#### Figure record listings:
———

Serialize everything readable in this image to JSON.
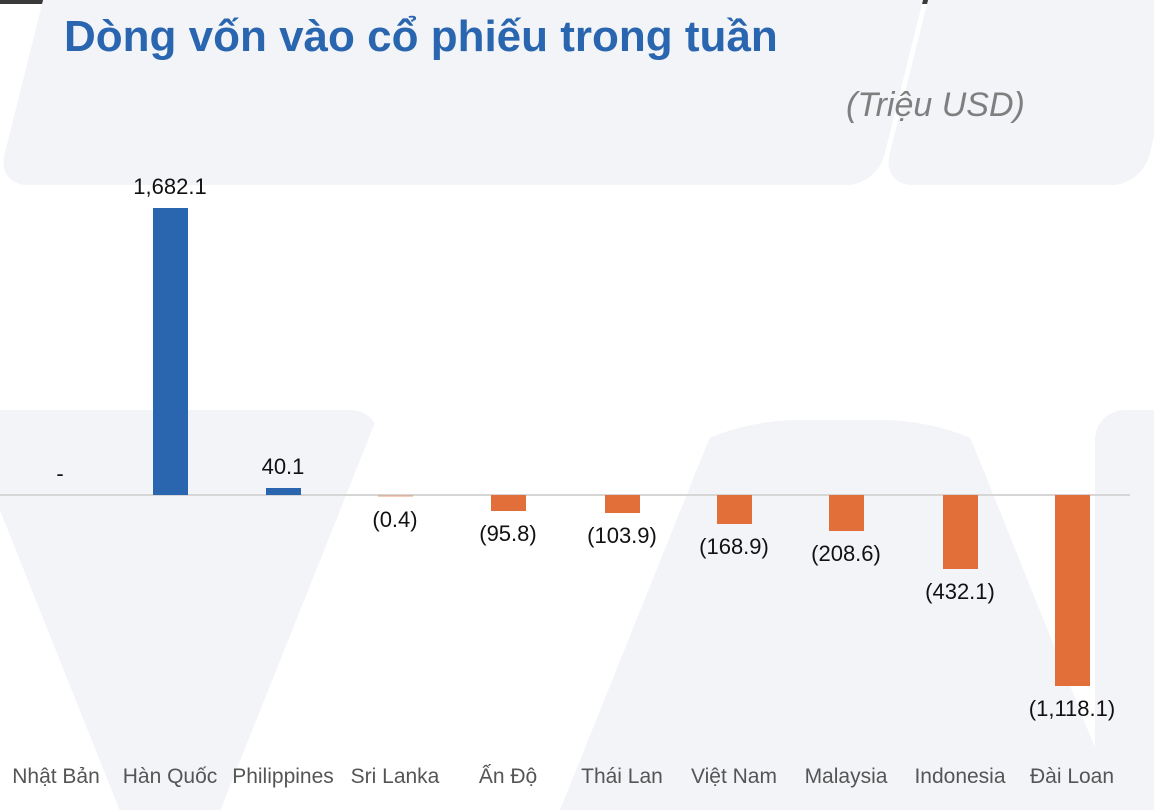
{
  "header": {
    "title": "Dòng vốn vào cổ phiếu trong tuần",
    "unit": "(Triệu USD)"
  },
  "colors": {
    "title": "#2a66b0",
    "positive": "#2a66b0",
    "negative": "#e26f3a",
    "unit_text": "#7f7f7f"
  },
  "chart_data": {
    "type": "bar",
    "title": "Dòng vốn vào cổ phiếu trong tuần",
    "subtitle": "(Triệu USD)",
    "xlabel": "",
    "ylabel": "Triệu USD",
    "categories": [
      "Nhật Bản",
      "Hàn Quốc",
      "Philippines",
      "Sri Lanka",
      "Ấn Độ",
      "Thái Lan",
      "Việt Nam",
      "Malaysia",
      "Indonesia",
      "Đài Loan"
    ],
    "values": [
      0,
      1682.1,
      40.1,
      -0.4,
      -95.8,
      -103.9,
      -168.9,
      -208.6,
      -432.1,
      -1118.1
    ],
    "data_labels": [
      "-",
      "1,682.1",
      "40.1",
      "(0.4)",
      "(95.8)",
      "(103.9)",
      "(168.9)",
      "(208.6)",
      "(432.1)",
      "(1,118.1)"
    ],
    "ylim": [
      -1118.1,
      1682.1
    ],
    "grid": false,
    "legend": null,
    "positive_color": "#2a66b0",
    "negative_color": "#e26f3a"
  }
}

———

#### AIM:
Exclude the images and reproduce the remaining data exactly.

#### TASK SOLUTION:
Serialize everything readable in this image to JSON.
{
  "header": {
    "title": "Dòng vốn vào cổ phiếu trong tuần",
    "unit": "(Triệu USD)"
  },
  "colors": {
    "title": "#2a66b0",
    "positive": "#2a66b0",
    "negative": "#e26f3a",
    "unit_text": "#7f7f7f"
  },
  "chart_data": {
    "type": "bar",
    "title": "Dòng vốn vào cổ phiếu trong tuần",
    "subtitle": "(Triệu USD)",
    "xlabel": "",
    "ylabel": "Triệu USD",
    "categories": [
      "Nhật Bản",
      "Hàn Quốc",
      "Philippines",
      "Sri Lanka",
      "Ấn Độ",
      "Thái Lan",
      "Việt Nam",
      "Malaysia",
      "Indonesia",
      "Đài Loan"
    ],
    "values": [
      0,
      1682.1,
      40.1,
      -0.4,
      -95.8,
      -103.9,
      -168.9,
      -208.6,
      -432.1,
      -1118.1
    ],
    "data_labels": [
      "-",
      "1,682.1",
      "40.1",
      "(0.4)",
      "(95.8)",
      "(103.9)",
      "(168.9)",
      "(208.6)",
      "(432.1)",
      "(1,118.1)"
    ],
    "ylim": [
      -1118.1,
      1682.1
    ],
    "grid": false,
    "legend": null,
    "positive_color": "#2a66b0",
    "negative_color": "#e26f3a"
  }
}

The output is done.